> **PROBLEM STATEMENT**
Check every line of the material below for the string "região", and return the ones that have it.

[Data records]
[Begin]

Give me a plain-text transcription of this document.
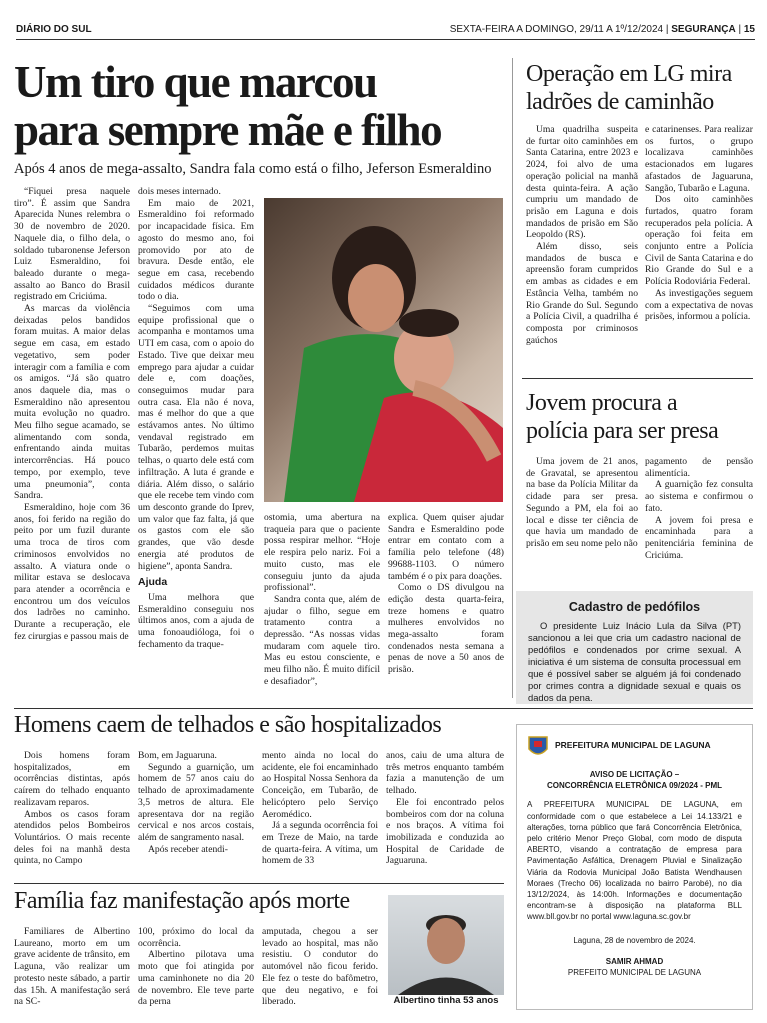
DIÁRIO DO SUL	SEXTA-FEIRA A DOMINGO, 29/11 A 1º/12/2024 | SEGURANÇA | 15
Um tiro que marcou
para sempre mãe e filho
Após 4 anos de mega-assalto, Sandra fala como está o filho, Jeferson Esmeraldino

“Fiquei presa naquele tiro”. É assim que Sandra Aparecida Nunes relembra o 30 de novembro de 2020. Naquele dia, o filho dela, o soldado tubaronense Jeferson Luiz Esmeraldino, foi baleado durante o mega-assalto ao Banco do Brasil registrado em Criciúma.

As marcas da violência deixadas pelos bandidos foram muitas. A maior delas segue em casa, em estado vegetativo, sem poder interagir com a família e com os amigos. “Já são quatro anos daquele dia, mas o Esmeraldino não apresentou muita evolução no quadro. Meu filho segue acamado, se alimentando com sonda, enfrentando ainda muitas intercorrências. Há pouco tempo, por exemplo, teve uma pneumonia”, conta Sandra.

Esmeraldino, hoje com 36 anos, foi ferido na região do peito por um fuzil durante uma troca de tiros com criminosos envolvidos no assalto. A viatura onde o militar estava se deslocava para atender a ocorrência e encontrou um dos veículos dos ladrões no caminho. Durante a recuperação, ele fez cirurgias e passou mais de

dois meses internado.

Em maio de 2021, Esmeraldino foi reformado por incapacidade física. Em agosto do mesmo ano, foi promovido por ato de bravura. Desde então, ele segue em casa, recebendo cuidados médicos durante todo o dia.

“Seguimos com uma equipe profissional que o acompanha e montamos uma UTI em casa, com o apoio do Estado. Tive que deixar meu emprego para ajudar a cuidar dele e, com doações, conseguimos mudar para outra casa. Ela não é nova, mas é melhor do que a que estávamos antes. No último vendaval registrado em Tubarão, perdemos muitas telhas, o quarto dele está com infiltração. A luta é grande e diária. Além disso, o salário que ele recebe tem vindo com um desconto grande do Iprev, um valor que faz falta, já que os gastos com ele são grandes, que vão desde energia até produtos de higiene”, aponta Sandra.

Ajuda

Uma melhora que Esmeraldino conseguiu nos últimos anos, com a ajuda de uma fonoaudióloga, foi o fechamento da traque-

ostomia, uma abertura na traqueia para que o paciente possa respirar melhor. “Hoje ele respira pelo nariz. Foi a muito custo, mas ele conseguiu junto da ajuda profissional”.

Sandra conta que, além de ajudar o filho, segue em tratamento contra a depressão. “As nossas vidas mudaram com aquele tiro. Mas eu estou consciente, e meu filho não. É muito difícil e desafiador”,

explica. Quem quiser ajudar Sandra e Esmeraldino pode entrar em contato com a família pelo telefone (48) 99688-1103. O número também é o pix para doações.

Como o DS divulgou na edição desta quarta-feira, treze homens e quatro mulheres envolvidos no mega-assalto foram condenados nesta semana a penas de nove a 50 anos de prisão.

Operação em LG mira
ladrões de caminhão

Uma quadrilha suspeita de furtar oito caminhões em Santa Catarina, entre 2023 e 2024, foi alvo de uma operação policial na manhã desta quinta-feira. A ação cumpriu um mandado de prisão em Laguna e dois mandados de prisão em São Leopoldo (RS).

Além disso, seis mandados de busca e apreensão foram cumpridos em ambas as cidades e em Estância Velha, também no Rio Grande do Sul. Segundo a Polícia Civil, a quadrilha é composta por criminosos gaúchos

e catarinenses. Para realizar os furtos, o grupo localizava caminhões estacionados em lugares afastados de Jaguaruna, Sangão, Tubarão e Laguna.

Dos oito caminhões furtados, quatro foram recuperados pela polícia. A operação foi feita em conjunto entre a Polícia Civil de Santa Catarina e do Rio Grande do Sul e a Polícia Rodoviária Federal.

As investigações seguem com a expectativa de novas prisões, informou a polícia.

Jovem procura a
polícia para ser presa

Uma jovem de 21 anos, de Gravatal, se apresentou na base da Polícia Militar da cidade para ser presa. Segundo a PM, ela foi ao local e disse ter ciência de que havia um mandado de prisão em seu nome pelo não

pagamento de pensão alimentícia.

A guarnição fez consulta ao sistema e confirmou o fato.

A jovem foi presa e encaminhada para a penitenciária feminina de Criciúma.

Cadastro de pedófilos
O presidente Luiz Inácio Lula da Silva (PT) sancionou a lei que cria um cadastro nacional de pedófilos e condenados por crime sexual. A iniciativa é um sistema de consulta processual em que é possível saber se alguém já foi condenado por crimes contra a dignidade sexual e quais os dados da pena.
Homens caem de telhados e são hospitalizados

Dois homens foram hospitalizados, em ocorrências distintas, após caírem do telhado enquanto realizavam reparos.

Ambos os casos foram atendidos pelos Bombeiros Voluntários. O mais recente deles foi na manhã desta quinta, no Campo

Bom, em Jaguaruna.

Segundo a guarnição, um homem de 57 anos caiu do telhado de aproximadamente 3,5 metros de altura. Ele apresentava dor na região cervical e nos arcos costais, além de sangramento nasal.

Após receber atendi-

mento ainda no local do acidente, ele foi encaminhado ao Hospital Nossa Senhora da Conceição, em Tubarão, de helicóptero pelo Serviço Aeromédico.

Já a segunda ocorrência foi em Treze de Maio, na tarde de quarta-feira. A vítima, um homem de 33

anos, caiu de uma altura de três metros enquanto também fazia a manutenção de um telhado.

Ele foi encontrado pelos bombeiros com dor na coluna e nos braços. A vítima foi imobilizada e conduzida ao Hospital de Caridade de Jaguaruna.

Família faz manifestação após morte

Familiares de Albertino Laureano, morto em um grave acidente de trânsito, em Laguna, vão realizar um protesto neste sábado, a partir das 15h. A manifestação será na SC-

100, próximo do local da ocorrência.

Albertino pilotava uma moto que foi atingida por uma caminhonete no dia 20 de novembro. Ele teve parte da perna

amputada, chegou a ser levado ao hospital, mas não resistiu. O condutor do automóvel não ficou ferido. Ele fez o teste do bafômetro, que deu negativo, e foi liberado.	Albertino tinha 53 anos
PREFEITURA MUNICIPAL DE LAGUNA
AVISO DE LICITAÇÃO –
CONCORRÊNCIA ELETRÔNICA 09/2024 - PML
A PREFEITURA MUNICIPAL DE LAGUNA, em conformidade com o que estabelece a Lei 14.133/21 e alterações, torna público que fará Concorrência Eletrônica, pelo critério Menor Preço Global, com modo de disputa ABERTO, visando a contratação de empresa para Pavimentação Asfáltica, Drenagem Pluvial e Sinalização Viária da Rodovia Municipal João Batista Wendhausen Moraes (Trecho 06) localizada no bairro Parobé), no dia 13/12/2024, às 14:00h. Informações e documentação encontram-se à disposição na plataforma BLL www.bll.gov.br no portal www.laguna.sc.gov.br
Laguna, 28 de novembro de 2024.
SAMIR AHMAD
PREFEITO MUNICIPAL DE LAGUNA
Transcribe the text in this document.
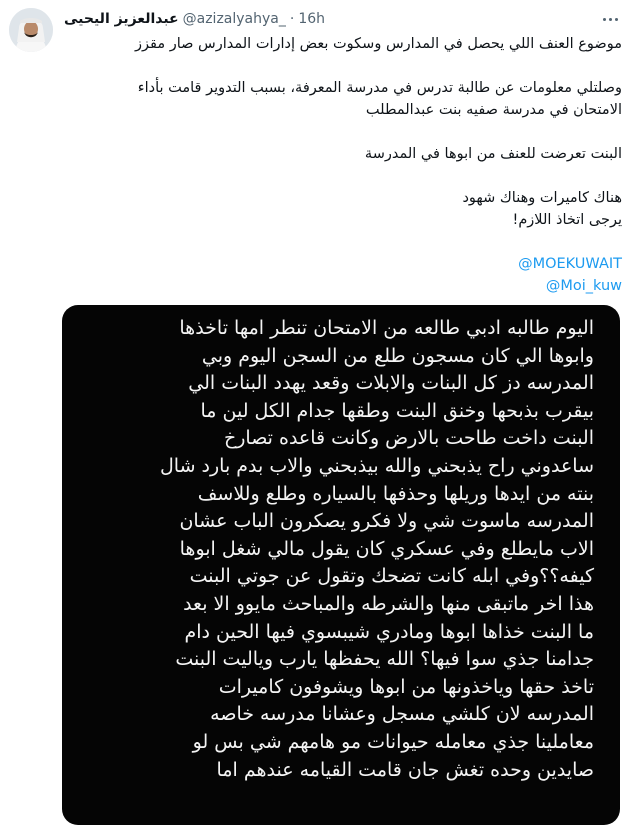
عبدالعزيز اليحيى @azizalyahya_ · 16h

موضوع العنف اللي يحصل في المدارس وسكوت بعض إدارات المدارس صار مقزز

وصلتلي معلومات عن طالبة تدرس في مدرسة المعرفة، بسبب التدوير قامت بأداء

الامتحان في مدرسة صفيه بنت عبدالمطلب

البنت تعرضت للعنف من ابوها في المدرسة

هناك كاميرات وهناك شهود

يرجى اتخاذ اللازم!

@MOEKUWAIT
@Moi_kuw
اليوم طالبه ادبي طالعه من الامتحان تنطر امها تاخذها
وابوها الي كان مسجون طلع من السجن اليوم وبي
المدرسه دز كل البنات والابلات وقعد يهدد البنات الي
بيقرب بذبحها وخنق البنت وطقها جدام الكل لين ما
البنت داخت طاحت بالارض وكانت قاعده تصارخ
ساعدوني راح يذبحني والله بيذبحني والاب بدم بارد شال
بنته من ايدها وريلها وحذفها بالسياره وطلع وللاسف
المدرسه ماسوت شي ولا فكرو يصكرون الباب عشان
الاب مايطلع وفي عسكري كان يقول مالي شغل ابوها
كيفه؟؟وفي ابله كانت تضحك وتقول عن جوتي البنت
هذا اخر ماتبقى منها والشرطه والمباحث مايوو الا بعد
ما البنت خذاها ابوها ومادري شيبسوي فيها الحين دام
جدامنا جذي سوا فيها؟ الله يحفظها يارب وياليت البنت
تاخذ حقها وياخذونها من ابوها ويشوفون كاميرات
المدرسه لان كلشي مسجل وعشانا مدرسه خاصه
معاملينا جذي معامله حيوانات مو هامهم شي بس لو
صايدين وحده تغش جان قامت القيامه عندهم اما
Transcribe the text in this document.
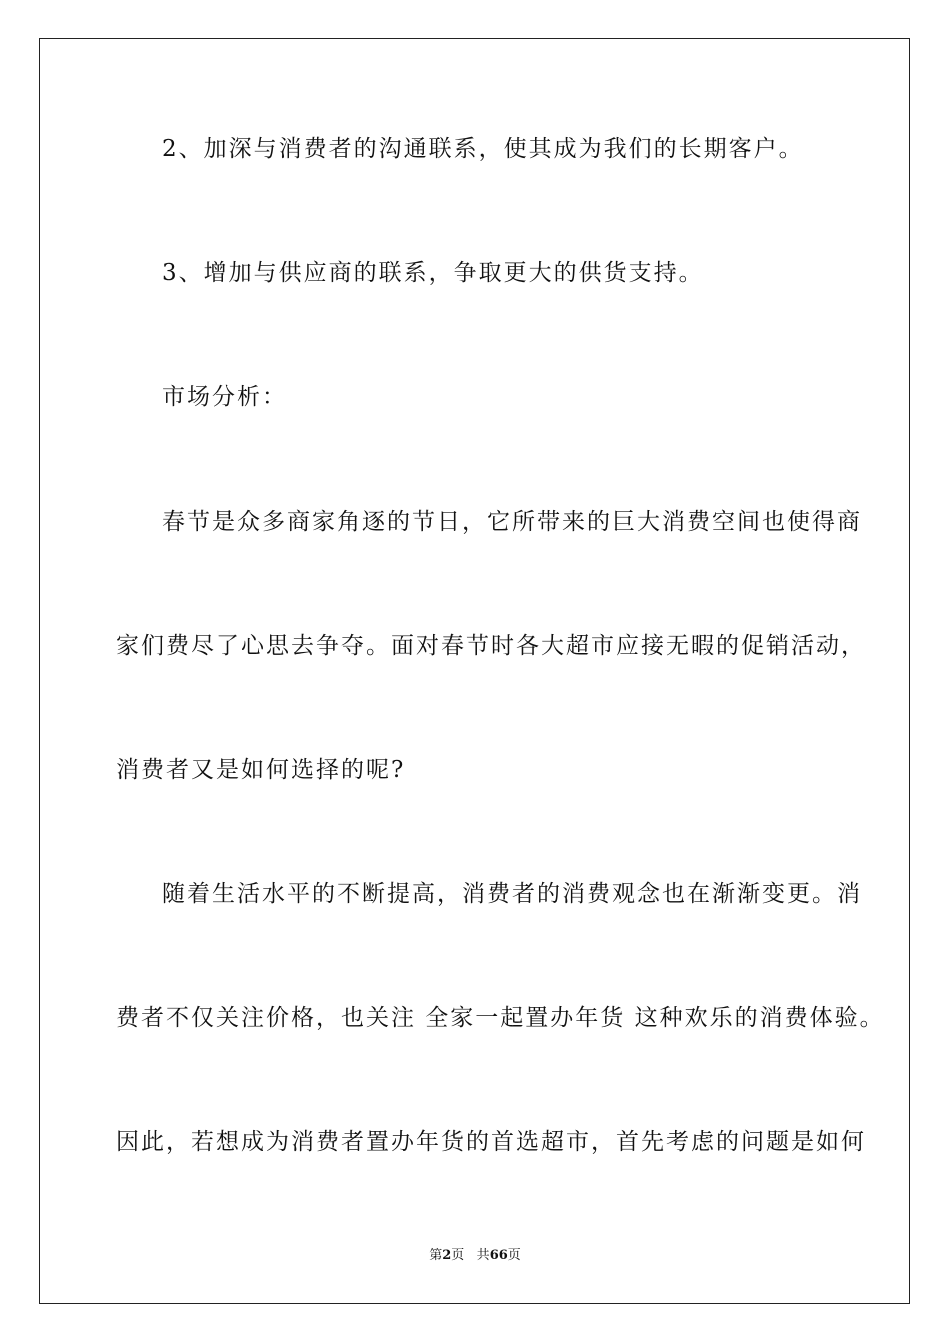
2、加深与消费者的沟通联系，使其成为我们的长期客户。
3、增加与供应商的联系，争取更大的供货支持。
市场分析：
春节是众多商家角逐的节日，它所带来的巨大消费空间也使得商
家们费尽了心思去争夺。面对春节时各大超市应接无暇的促销活动，
消费者又是如何选择的呢?
随着生活水平的不断提高，消费者的消费观念也在渐渐变更。消
费者不仅关注价格，也关注 全家一起置办年货 这种欢乐的消费体验。
因此，若想成为消费者置办年货的首选超市，首先考虑的问题是如何
第2页 共66页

[End]

> **TASK SOLUTION**
Esmeraldino, hoje com 36 anos, foi ferido na região do peito por um fuzil durante uma troca de tiros com criminosos envolvidos no assalto. A viatura onde o militar estava se deslocava para atender a ocorrência e encontrou um dos veículos dos ladrões no caminho. Durante a recuperação, ele fez cirurgias e passou mais de
Segundo a guarnição, um homem de 57 anos caiu do telhado de aproximadamente 3,5 metros de altura. Ele apresentava dor na região cervical e nos arcos costais, além de sangramento nasal.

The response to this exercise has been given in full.